◆ **TASK BRIEF**: Go through the entries below and copy each line containing the word "When".

◆ **Dataset items**:
|---|
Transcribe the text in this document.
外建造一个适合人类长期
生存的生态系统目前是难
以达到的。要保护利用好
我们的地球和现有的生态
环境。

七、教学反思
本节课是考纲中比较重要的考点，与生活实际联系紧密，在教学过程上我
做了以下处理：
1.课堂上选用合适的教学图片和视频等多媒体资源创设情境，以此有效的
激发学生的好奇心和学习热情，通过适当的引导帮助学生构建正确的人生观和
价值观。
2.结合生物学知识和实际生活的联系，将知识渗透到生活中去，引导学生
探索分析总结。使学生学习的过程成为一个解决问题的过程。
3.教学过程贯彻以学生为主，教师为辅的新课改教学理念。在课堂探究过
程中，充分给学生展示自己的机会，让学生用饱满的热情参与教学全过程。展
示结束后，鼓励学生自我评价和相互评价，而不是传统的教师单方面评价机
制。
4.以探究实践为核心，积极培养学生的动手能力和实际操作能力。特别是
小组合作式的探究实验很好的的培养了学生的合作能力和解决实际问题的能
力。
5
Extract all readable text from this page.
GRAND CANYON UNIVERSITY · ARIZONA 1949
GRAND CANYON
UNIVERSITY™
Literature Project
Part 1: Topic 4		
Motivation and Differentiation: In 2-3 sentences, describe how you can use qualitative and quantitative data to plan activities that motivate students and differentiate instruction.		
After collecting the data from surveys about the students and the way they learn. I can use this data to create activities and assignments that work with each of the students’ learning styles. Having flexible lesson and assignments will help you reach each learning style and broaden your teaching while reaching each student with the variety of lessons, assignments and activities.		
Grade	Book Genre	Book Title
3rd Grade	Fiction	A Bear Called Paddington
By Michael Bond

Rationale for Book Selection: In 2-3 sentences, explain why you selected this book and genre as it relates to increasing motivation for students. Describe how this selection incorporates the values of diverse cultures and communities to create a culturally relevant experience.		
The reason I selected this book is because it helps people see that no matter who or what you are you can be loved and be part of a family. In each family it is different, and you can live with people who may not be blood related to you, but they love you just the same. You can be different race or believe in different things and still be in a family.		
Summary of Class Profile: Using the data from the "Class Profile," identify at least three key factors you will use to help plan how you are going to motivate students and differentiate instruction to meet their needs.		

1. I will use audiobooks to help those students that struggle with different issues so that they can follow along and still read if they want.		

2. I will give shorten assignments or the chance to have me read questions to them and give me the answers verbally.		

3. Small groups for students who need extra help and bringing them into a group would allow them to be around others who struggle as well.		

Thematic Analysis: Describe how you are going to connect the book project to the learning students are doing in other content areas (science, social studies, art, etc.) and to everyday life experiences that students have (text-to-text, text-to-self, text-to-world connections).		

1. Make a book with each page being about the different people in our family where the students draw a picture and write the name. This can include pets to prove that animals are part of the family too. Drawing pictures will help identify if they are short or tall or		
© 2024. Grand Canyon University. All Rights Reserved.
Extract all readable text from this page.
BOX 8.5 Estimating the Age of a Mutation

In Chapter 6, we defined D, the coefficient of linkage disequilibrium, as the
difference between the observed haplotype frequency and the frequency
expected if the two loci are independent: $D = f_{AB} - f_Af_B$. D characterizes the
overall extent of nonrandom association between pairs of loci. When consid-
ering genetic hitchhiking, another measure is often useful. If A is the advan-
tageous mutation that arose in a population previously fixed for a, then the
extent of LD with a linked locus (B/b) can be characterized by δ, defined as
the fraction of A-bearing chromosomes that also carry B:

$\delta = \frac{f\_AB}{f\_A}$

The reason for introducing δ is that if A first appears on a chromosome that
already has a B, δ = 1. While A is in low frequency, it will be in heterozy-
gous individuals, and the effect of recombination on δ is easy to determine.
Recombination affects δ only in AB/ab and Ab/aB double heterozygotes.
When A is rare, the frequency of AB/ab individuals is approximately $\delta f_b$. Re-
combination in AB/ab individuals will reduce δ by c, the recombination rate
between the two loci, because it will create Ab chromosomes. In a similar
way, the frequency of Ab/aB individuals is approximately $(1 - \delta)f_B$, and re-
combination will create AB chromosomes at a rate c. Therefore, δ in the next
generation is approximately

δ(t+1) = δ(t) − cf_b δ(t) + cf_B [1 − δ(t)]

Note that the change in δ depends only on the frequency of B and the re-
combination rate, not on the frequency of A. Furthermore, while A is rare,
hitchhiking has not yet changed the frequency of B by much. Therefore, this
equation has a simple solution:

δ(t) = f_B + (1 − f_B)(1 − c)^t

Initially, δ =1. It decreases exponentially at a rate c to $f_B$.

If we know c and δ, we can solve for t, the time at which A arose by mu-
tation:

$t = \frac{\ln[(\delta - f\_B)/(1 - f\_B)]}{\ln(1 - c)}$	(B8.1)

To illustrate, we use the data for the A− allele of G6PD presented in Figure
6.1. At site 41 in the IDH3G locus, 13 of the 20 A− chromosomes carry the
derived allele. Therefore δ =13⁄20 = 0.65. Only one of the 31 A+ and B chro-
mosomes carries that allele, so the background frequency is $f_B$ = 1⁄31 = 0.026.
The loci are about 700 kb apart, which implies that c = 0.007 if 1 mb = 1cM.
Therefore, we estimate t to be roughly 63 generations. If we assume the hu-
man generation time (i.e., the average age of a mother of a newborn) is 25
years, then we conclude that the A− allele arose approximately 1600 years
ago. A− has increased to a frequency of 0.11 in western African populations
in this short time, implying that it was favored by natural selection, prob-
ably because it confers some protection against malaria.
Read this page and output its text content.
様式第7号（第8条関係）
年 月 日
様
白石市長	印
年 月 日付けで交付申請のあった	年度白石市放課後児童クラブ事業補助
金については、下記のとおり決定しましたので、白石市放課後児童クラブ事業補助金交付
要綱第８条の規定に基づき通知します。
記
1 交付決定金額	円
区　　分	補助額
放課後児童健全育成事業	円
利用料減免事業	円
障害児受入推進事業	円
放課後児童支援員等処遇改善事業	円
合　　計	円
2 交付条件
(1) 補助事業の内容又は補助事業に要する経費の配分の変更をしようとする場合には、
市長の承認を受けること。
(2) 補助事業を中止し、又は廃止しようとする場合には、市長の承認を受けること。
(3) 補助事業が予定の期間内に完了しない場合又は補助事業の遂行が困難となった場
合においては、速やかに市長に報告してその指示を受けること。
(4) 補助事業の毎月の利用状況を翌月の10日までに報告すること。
|---|
◆ **FULL SOLUTION**:
overall extent of nonrandom association between pairs of loci. When consid-
When A is rare, the frequency of AB/ab individuals is approximately $\delta f_b$. Re-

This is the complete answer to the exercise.